Document segment –
About image processing speed - ideas

bob3bob3 · March 8, 2026, 8:00am

I am about to start using a “new” camera in the vehicle that requires some time to process each days take. After some local processing I run the job in separate “process” and upload steps.

For a 200-300km travel day I might have 40,000 images and the process step can take 4-5 hours on an i5 laptop. This is is a vehicle so there is an energy budget as well. The images have a fully populated EXIF so there is no geotagging or rate/distance calcs to worry about.

I know most of the Linux OS tricks to optimise this, but would appreciate any general ideas. I note too that the --num_processes would set to the number of CPU’s and wonder if an increase would help. It currently doesn’t get very local SSD I/O or CPU intensive. I should point out that 40GBytes/day over a USB2 plug in drive is probably a bottleneck, so I’ll likely increase the read ahead buffer and write delay. From memory too there are hard references to the physical file locations so running “process” on the SSD and “upload” from a USB2 plugged drive (after moving) can be problematic.

Ideas appreciated.

osmplus_org · March 8, 2026, 10:36am

Hello bob,

When planning longer recordings, you should be aware that, in my experience, Mapillary and GSV can only process file uploads with a maximum size of 40 GB each.

This means you might have to edit longer recordings. Another method is to reduce the number of GPX points accordingly. In the Insta 360 universe, I edit sequences with a maximum length of 5 minutes each and reduce the GPX track output by a factor of 10. A DJI Osmo produces sequences of 15 minutes each, which cannot be edited. I reduce the file size during export from a nominal 50 GB to 40 GB and reduce the GPX track by a factor of 28.

This means that for each new camera, the optimal balance between recording duration, GPX density, and file size must be determined iteratively.

You should also keep in mind that longer journeys will very likely involve a mix of different speeds. Therefore, I recommend using video mode for such recordings and letting Mapillary decide how many frames are actually extracted from the video. The number of GPX nodes isn’t necessarily crucial here; Mapillary interpolates additional GPX points as needed. My experience has shown that a high GPX node density during upload is more of a hindrance than a help for this process.

Those using a GoPro MAX2 are in luck, as Mapillary takes care of everything for them.

bob3bob3 · March 8, 2026, 5:41pm

Okay thanks for that, but don’t know how significant that will be in my case as the tools are already looking at populated jpg EXIFs. (using exiftool to do the geotagging & interpolation) They don’t look at a GPX at all and so far the 3FPS frames have only had a few duplicate removals that signify deliberately dropped frames. My process command line though does have;

–duplicate_angle 90
–duplicate_distance 0.25
–cutoff_distance 50
–cutoff_time 180

Most of the take is at highway speeds of perhaps 8m/frame. I’ll probably increase the --duplicate_distance to about 2m (and --duplicate_angle to maybe 20) but have to keep in mind that the images are only 2K and are bit gluggy, so object recognition may be better.

For reference my source GPS data is NMEA at 5/sec from a ublox as a single daily file. The source video (that I process with ffmpeg) are 1 GByte, 5 minute 2K MOV’s at 30FPS that I only pull the (1 in 10) index/key frames from. Largest Mapillary sequences are then around 800-900 images.

Information shown –
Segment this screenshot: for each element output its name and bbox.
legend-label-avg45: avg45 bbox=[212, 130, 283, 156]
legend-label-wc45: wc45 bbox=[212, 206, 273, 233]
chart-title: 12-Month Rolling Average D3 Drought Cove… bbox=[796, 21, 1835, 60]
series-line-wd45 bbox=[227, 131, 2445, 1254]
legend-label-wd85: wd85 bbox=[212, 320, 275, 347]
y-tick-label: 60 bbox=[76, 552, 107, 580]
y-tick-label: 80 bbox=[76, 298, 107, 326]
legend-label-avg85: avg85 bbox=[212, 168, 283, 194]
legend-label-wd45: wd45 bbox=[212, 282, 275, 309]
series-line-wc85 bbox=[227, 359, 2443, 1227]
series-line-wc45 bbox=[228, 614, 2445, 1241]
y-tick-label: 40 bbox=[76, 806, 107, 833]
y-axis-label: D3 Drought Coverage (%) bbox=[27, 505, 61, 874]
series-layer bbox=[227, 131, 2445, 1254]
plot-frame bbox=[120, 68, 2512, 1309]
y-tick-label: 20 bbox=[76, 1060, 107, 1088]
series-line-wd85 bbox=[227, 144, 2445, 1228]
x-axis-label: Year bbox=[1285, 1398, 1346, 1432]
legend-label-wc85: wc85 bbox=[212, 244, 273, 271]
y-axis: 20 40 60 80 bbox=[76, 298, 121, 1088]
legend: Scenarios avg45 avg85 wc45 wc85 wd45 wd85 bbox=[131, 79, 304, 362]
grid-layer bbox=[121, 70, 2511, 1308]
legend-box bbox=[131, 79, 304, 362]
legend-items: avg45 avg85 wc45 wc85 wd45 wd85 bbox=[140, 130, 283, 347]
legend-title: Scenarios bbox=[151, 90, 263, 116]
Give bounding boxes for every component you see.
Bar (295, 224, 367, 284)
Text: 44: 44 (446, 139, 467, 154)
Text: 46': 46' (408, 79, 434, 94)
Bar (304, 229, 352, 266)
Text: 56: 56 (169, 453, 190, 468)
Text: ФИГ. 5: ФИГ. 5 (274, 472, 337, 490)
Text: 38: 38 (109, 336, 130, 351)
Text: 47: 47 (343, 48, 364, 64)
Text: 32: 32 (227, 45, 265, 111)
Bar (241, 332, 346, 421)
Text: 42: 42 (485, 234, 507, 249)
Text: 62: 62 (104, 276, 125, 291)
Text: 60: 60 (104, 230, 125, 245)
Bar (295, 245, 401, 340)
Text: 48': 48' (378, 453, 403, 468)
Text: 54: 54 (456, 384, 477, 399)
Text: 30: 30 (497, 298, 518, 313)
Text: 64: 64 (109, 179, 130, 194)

Set of tasks –
(1) Pull the passage from the forum thread on image processing speed word for word, starting at "bob3bob3 · March 8, 2026, 5:41pm" and stopping after "may be better.".
(2) Convert the records, from their first line through the line containing "Bar (241, 332, 346, 421)", into a JSON list of strings with one string per line and no blank lines.

Task answers –
(1)
bob3bob3 · March 8, 2026, 5:41pm

Okay thanks for that, but don’t know how significant that will be in my case as the tools are already looking at populated jpg EXIFs. (using exiftool to do the geotagging & interpolation) They don’t look at a GPX at all and so far the 3FPS frames have only had a few duplicate removals that signify deliberately dropped frames. My process command line though does have;

–duplicate_angle 90
–duplicate_distance 0.25
–cutoff_distance 50
–cutoff_time 180

Most of the take is at highway speeds of perhaps 8m/frame. I’ll probably increase the --duplicate_distance to about 2m (and --duplicate_angle to maybe 20) but have to keep in mind that the images are only 2K and are bit gluggy, so object recognition may be better.

(2)
[
  "Segment this screenshot: for each element output its name and bbox.",
  "legend-label-avg45: avg45 bbox=[212, 130, 283, 156]",
  "legend-label-wc45: wc45 bbox=[212, 206, 273, 233]",
  "chart-title: 12-Month Rolling Average D3 Drought Cove… bbox=[796, 21, 1835, 60]",
  "series-line-wd45 bbox=[227, 131, 2445, 1254]",
  "legend-label-wd85: wd85 bbox=[212, 320, 275, 347]",
  "y-tick-label: 60 bbox=[76, 552, 107, 580]",
  "y-tick-label: 80 bbox=[76, 298, 107, 326]",
  "legend-label-avg85: avg85 bbox=[212, 168, 283, 194]",
  "legend-label-wd45: wd45 bbox=[212, 282, 275, 309]",
  "series-line-wc85 bbox=[227, 359, 2443, 1227]",
  "series-line-wc45 bbox=[228, 614, 2445, 1241]",
  "y-tick-label: 40 bbox=[76, 806, 107, 833]",
  "y-axis-label: D3 Drought Coverage (%) bbox=[27, 505, 61, 874]",
  "series-layer bbox=[227, 131, 2445, 1254]",
  "plot-frame bbox=[120, 68, 2512, 1309]",
  "y-tick-label: 20 bbox=[76, 1060, 107, 1088]",
  "series-line-wd85 bbox=[227, 144, 2445, 1228]",
  "x-axis-label: Year bbox=[1285, 1398, 1346, 1432]",
  "legend-label-wc85: wc85 bbox=[212, 244, 273, 271]",
  "y-axis: 20 40 60 80 bbox=[76, 298, 121, 1088]",
  "legend: Scenarios avg45 avg85 wc45 wc85 wd45 wd85 bbox=[131, 79, 304, 362]",
  "grid-layer bbox=[121, 70, 2511, 1308]",
  "legend-box bbox=[131, 79, 304, 362]",
  "legend-items: avg45 avg85 wc45 wc85 wd45 wd85 bbox=[140, 130, 283, 347]",
  "legend-title: Scenarios bbox=[151, 90, 263, 116]",
  "Give bounding boxes for every component you see.",
  "Bar (295, 224, 367, 284)",
  "Text: 44: 44 (446, 139, 467, 154)",
  "Text: 46': 46' (408, 79, 434, 94)",
  "Bar (304, 229, 352, 266)",
  "Text: 56: 56 (169, 453, 190, 468)",
  "Text: ФИГ. 5: ФИГ. 5 (274, 472, 337, 490)",
  "Text: 38: 38 (109, 336, 130, 351)",
  "Text: 47: 47 (343, 48, 364, 64)",
  "Text: 32: 32 (227, 45, 265, 111)",
  "Bar (241, 332, 346, 421)"
]